● **The exercise**:
Gather every line below where "exercisable" appears.

● **Extracts from a graphics dataset**:
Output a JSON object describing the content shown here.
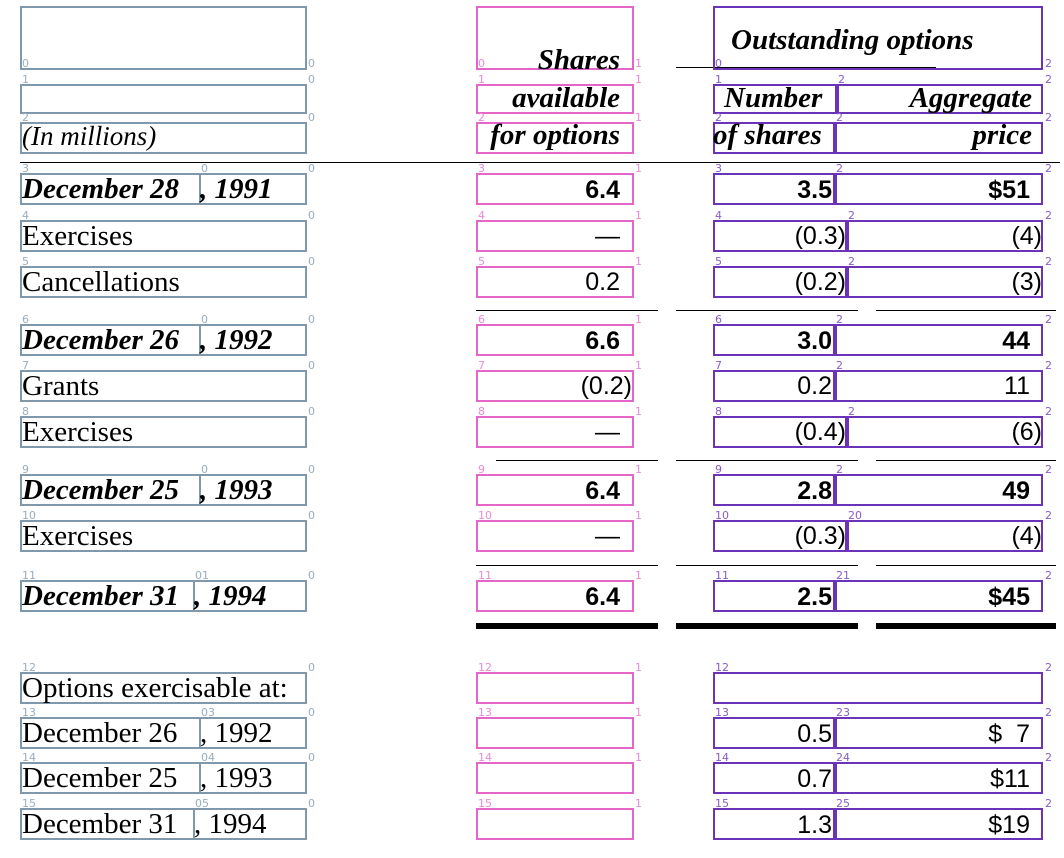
{
  "header": {
    "outstanding_options": "Outstanding options",
    "shares_line1": "Shares",
    "shares_line2": "available",
    "shares_line3": "for options",
    "number_line1": "Number",
    "number_line2": "of shares",
    "aggregate_line1": "Aggregate",
    "aggregate_line2": "price",
    "units": "(In millions)"
  },
  "rows": [
    {
      "label_a": "December 28",
      "label_b": ", 1991",
      "shares": "6.4",
      "number": "3.5",
      "price": "$51"
    },
    {
      "label_a": "Exercises",
      "label_b": "",
      "shares": "—",
      "number": "(0.3)",
      "price": "(4)"
    },
    {
      "label_a": "Cancellations",
      "label_b": "",
      "shares": "0.2",
      "number": "(0.2)",
      "price": "(3)"
    },
    {
      "label_a": "December 26",
      "label_b": ", 1992",
      "shares": "6.6",
      "number": "3.0",
      "price": "44"
    },
    {
      "label_a": "Grants",
      "label_b": "",
      "shares": "(0.2)",
      "number": "0.2",
      "price": "11"
    },
    {
      "label_a": "Exercises",
      "label_b": "",
      "shares": "—",
      "number": "(0.4)",
      "price": "(6)"
    },
    {
      "label_a": "December 25",
      "label_b": ", 1993",
      "shares": "6.4",
      "number": "2.8",
      "price": "49"
    },
    {
      "label_a": "Exercises",
      "label_b": "",
      "shares": "—",
      "number": "(0.3)",
      "price": "(4)"
    },
    {
      "label_a": "December 31",
      "label_b": ", 1994",
      "shares": "6.4",
      "number": "2.5",
      "price": "$45"
    }
  ],
  "exercisable": {
    "heading": "Options exercisable at:",
    "rows": [
      {
        "label_a": "December 26",
        "label_b": ", 1992",
        "number": "0.5",
        "price": "$  7"
      },
      {
        "label_a": "December 25",
        "label_b": ", 1993",
        "number": "0.7",
        "price": "$11"
      },
      {
        "label_a": "December 31",
        "label_b": ", 1994",
        "number": "1.3",
        "price": "$19"
      }
    ]
  },
  "overlay": {
    "col0": "0",
    "col1": "1",
    "col2": "2",
    "r0": "0",
    "r1": "1",
    "r2": "2",
    "r3": "3",
    "r4": "4",
    "r5": "5",
    "r6": "6",
    "r7": "7",
    "r8": "8",
    "r9": "9",
    "r10": "10",
    "r11": "11",
    "r12": "12",
    "r13": "13",
    "r14": "14",
    "r15": "15",
    "c0_r0": "0",
    "c0_r1": "0",
    "c0_r3": "0",
    "c0_r6": "0",
    "c0_r9": "0",
    "c0_r11": "01",
    "c0_r13": "03",
    "c0_r14": "04",
    "c0_r15": "05",
    "c2_r11": "21",
    "c2_r13": "23",
    "c2_r14": "24",
    "c2_r15": "25",
    "c2_r10": "20"
  },
  "colors": {
    "col0_border": "#7f98ab",
    "col1_border": "#e466c8",
    "col2_border": "#6a33b8"
  }
}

● **Completed exercise**:
  "exercisable": {
    "heading": "Options exercisable at:",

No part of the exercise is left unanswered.